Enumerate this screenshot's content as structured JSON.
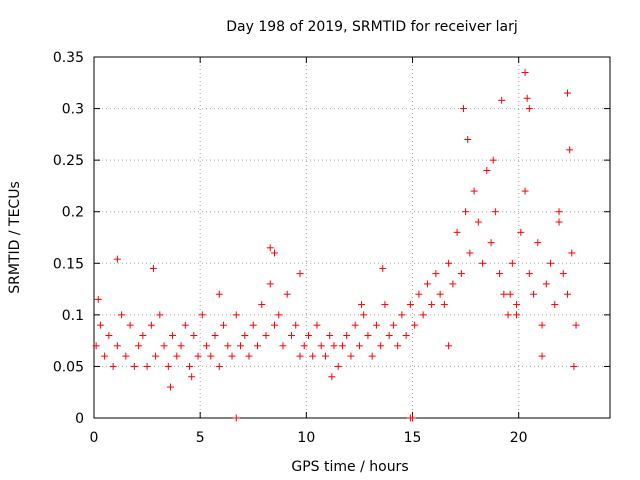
{
  "chart_data": {
    "type": "scatter",
    "title": "Day 198 of 2019, SRMTID for receiver larj",
    "xlabel": "GPS time / hours",
    "ylabel": "SRMTID / TECUs",
    "xlim": [
      0,
      24.3
    ],
    "ylim": [
      0,
      0.35
    ],
    "x_ticks": [
      0,
      5,
      10,
      15,
      20
    ],
    "x_tick_labels": [
      "0",
      "5",
      "10",
      "15",
      "20"
    ],
    "y_ticks": [
      0,
      0.05,
      0.1,
      0.15,
      0.2,
      0.25,
      0.3,
      0.35
    ],
    "y_tick_labels": [
      "0",
      "0.05",
      "0.1",
      "0.15",
      "0.2",
      "0.25",
      "0.3",
      "0.35"
    ],
    "grid": true,
    "marker": "+",
    "series_color": "#ff0000",
    "series": [
      {
        "name": "SRMTID",
        "x": [
          0.1,
          0.3,
          0.5,
          0.7,
          0.9,
          1.1,
          1.3,
          1.5,
          1.7,
          1.9,
          2.1,
          2.3,
          2.5,
          2.7,
          2.9,
          3.1,
          3.3,
          3.5,
          3.7,
          3.9,
          4.1,
          4.3,
          4.5,
          4.7,
          4.9,
          5.1,
          5.3,
          5.5,
          5.7,
          5.9,
          6.1,
          6.3,
          6.5,
          6.7,
          6.9,
          7.1,
          7.3,
          7.5,
          7.7,
          7.9,
          8.1,
          8.3,
          8.5,
          8.7,
          8.9,
          9.1,
          9.3,
          9.5,
          9.7,
          9.9,
          10.1,
          10.3,
          10.5,
          10.7,
          10.9,
          11.1,
          11.3,
          11.5,
          11.7,
          11.9,
          12.1,
          12.3,
          12.5,
          12.7,
          12.9,
          13.1,
          13.3,
          13.5,
          13.7,
          13.9,
          14.1,
          14.3,
          14.5,
          14.7,
          14.9,
          15.1,
          15.3,
          15.5,
          15.7,
          15.9,
          16.1,
          16.3,
          16.5,
          16.7,
          16.9,
          17.1,
          17.3,
          17.5,
          17.7,
          17.9,
          18.1,
          18.3,
          18.5,
          18.7,
          18.9,
          19.1,
          19.3,
          19.5,
          19.7,
          19.9,
          20.1,
          20.3,
          20.5,
          20.7,
          20.9,
          21.1,
          21.3,
          21.5,
          21.7,
          21.9,
          22.1,
          22.3,
          22.5,
          22.7,
          1.1,
          2.8,
          3.6,
          5.9,
          6.7,
          8.3,
          8.5,
          13.6,
          14.9,
          17.4,
          17.6,
          18.8,
          19.2,
          19.9,
          20.3,
          20.4,
          20.5,
          21.9,
          22.3,
          22.4,
          15.0,
          0.2,
          4.6,
          9.7,
          11.2,
          12.6,
          16.7,
          19.6,
          21.1,
          22.6
        ],
        "y": [
          0.07,
          0.09,
          0.06,
          0.08,
          0.05,
          0.07,
          0.1,
          0.06,
          0.09,
          0.05,
          0.07,
          0.08,
          0.05,
          0.09,
          0.06,
          0.1,
          0.07,
          0.05,
          0.08,
          0.06,
          0.07,
          0.09,
          0.05,
          0.08,
          0.06,
          0.1,
          0.07,
          0.06,
          0.08,
          0.05,
          0.09,
          0.07,
          0.06,
          0.1,
          0.07,
          0.08,
          0.06,
          0.09,
          0.07,
          0.11,
          0.08,
          0.13,
          0.09,
          0.1,
          0.07,
          0.12,
          0.08,
          0.09,
          0.06,
          0.07,
          0.08,
          0.06,
          0.09,
          0.07,
          0.06,
          0.08,
          0.07,
          0.05,
          0.07,
          0.08,
          0.06,
          0.09,
          0.07,
          0.1,
          0.08,
          0.06,
          0.09,
          0.07,
          0.11,
          0.08,
          0.09,
          0.07,
          0.1,
          0.08,
          0.11,
          0.09,
          0.12,
          0.1,
          0.13,
          0.11,
          0.14,
          0.12,
          0.11,
          0.15,
          0.13,
          0.18,
          0.14,
          0.2,
          0.16,
          0.22,
          0.19,
          0.15,
          0.24,
          0.17,
          0.2,
          0.14,
          0.12,
          0.1,
          0.15,
          0.11,
          0.18,
          0.22,
          0.14,
          0.12,
          0.17,
          0.09,
          0.13,
          0.15,
          0.11,
          0.19,
          0.14,
          0.12,
          0.16,
          0.09,
          0.154,
          0.145,
          0.03,
          0.12,
          0.0,
          0.165,
          0.16,
          0.145,
          0.0,
          0.3,
          0.27,
          0.25,
          0.308,
          0.1,
          0.335,
          0.31,
          0.3,
          0.2,
          0.315,
          0.26,
          0.0,
          0.115,
          0.04,
          0.14,
          0.04,
          0.11,
          0.07,
          0.12,
          0.06,
          0.05
        ]
      }
    ]
  }
}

* * *

- [DIRECTIVE]: Count the lines in the records above that contain the word "SRMTID", and give only that number.

- [EXPECTED ANSWER]: 3